Stated task.
Report only how many lines hold the word "Systems".

-- Begin --

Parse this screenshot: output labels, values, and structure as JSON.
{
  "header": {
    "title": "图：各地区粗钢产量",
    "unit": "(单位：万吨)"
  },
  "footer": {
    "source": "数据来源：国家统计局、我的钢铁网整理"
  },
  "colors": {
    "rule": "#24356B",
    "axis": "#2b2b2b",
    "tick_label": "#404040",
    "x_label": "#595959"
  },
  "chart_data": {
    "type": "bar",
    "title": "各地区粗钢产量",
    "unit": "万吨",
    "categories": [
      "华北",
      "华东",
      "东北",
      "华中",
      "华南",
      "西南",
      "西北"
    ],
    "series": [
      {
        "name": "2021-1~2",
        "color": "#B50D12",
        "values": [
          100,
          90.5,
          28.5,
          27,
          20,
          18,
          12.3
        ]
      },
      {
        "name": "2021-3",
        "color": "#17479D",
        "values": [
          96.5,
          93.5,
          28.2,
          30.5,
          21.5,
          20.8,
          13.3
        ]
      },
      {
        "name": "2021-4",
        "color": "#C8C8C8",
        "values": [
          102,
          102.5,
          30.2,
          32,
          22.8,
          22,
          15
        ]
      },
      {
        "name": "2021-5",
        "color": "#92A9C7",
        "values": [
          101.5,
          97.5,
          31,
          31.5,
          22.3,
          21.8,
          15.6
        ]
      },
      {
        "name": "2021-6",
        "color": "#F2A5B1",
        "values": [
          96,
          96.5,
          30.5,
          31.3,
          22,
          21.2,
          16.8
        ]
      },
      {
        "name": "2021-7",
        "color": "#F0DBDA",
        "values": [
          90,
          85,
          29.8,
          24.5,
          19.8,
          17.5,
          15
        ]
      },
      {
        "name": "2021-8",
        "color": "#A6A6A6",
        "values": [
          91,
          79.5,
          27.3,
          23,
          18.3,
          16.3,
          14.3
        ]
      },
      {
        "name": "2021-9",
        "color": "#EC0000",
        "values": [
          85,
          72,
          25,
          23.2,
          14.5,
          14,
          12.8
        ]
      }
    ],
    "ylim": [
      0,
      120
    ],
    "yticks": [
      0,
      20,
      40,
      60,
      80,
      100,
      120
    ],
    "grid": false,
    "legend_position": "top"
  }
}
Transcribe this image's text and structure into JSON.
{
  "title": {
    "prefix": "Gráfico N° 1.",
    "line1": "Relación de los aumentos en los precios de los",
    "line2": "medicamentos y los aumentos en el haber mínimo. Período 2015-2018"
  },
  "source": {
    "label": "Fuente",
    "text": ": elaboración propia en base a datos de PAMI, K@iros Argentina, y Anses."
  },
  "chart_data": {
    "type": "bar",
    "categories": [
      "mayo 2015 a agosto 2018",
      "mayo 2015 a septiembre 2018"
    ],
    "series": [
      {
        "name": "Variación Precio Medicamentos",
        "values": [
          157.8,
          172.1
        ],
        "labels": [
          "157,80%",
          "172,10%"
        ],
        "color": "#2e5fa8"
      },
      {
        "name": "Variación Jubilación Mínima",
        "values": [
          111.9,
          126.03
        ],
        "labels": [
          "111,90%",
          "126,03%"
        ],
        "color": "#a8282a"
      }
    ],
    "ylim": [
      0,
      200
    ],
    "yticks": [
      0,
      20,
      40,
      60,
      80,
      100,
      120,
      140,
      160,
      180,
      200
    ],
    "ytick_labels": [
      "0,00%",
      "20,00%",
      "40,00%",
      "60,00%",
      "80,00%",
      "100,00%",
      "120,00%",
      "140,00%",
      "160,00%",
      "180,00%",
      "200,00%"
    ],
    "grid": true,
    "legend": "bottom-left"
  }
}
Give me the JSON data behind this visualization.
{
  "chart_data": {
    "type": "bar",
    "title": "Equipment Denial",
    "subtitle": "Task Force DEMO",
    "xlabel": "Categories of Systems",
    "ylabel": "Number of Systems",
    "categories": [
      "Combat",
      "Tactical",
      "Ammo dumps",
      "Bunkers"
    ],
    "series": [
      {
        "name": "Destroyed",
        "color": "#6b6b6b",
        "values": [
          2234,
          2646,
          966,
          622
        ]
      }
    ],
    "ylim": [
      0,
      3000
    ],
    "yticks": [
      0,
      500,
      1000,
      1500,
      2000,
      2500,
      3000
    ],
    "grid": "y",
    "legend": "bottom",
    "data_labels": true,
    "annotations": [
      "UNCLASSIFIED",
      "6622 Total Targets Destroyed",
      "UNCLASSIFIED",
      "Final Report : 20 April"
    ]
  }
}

-- End --

Solution for this exercise.
2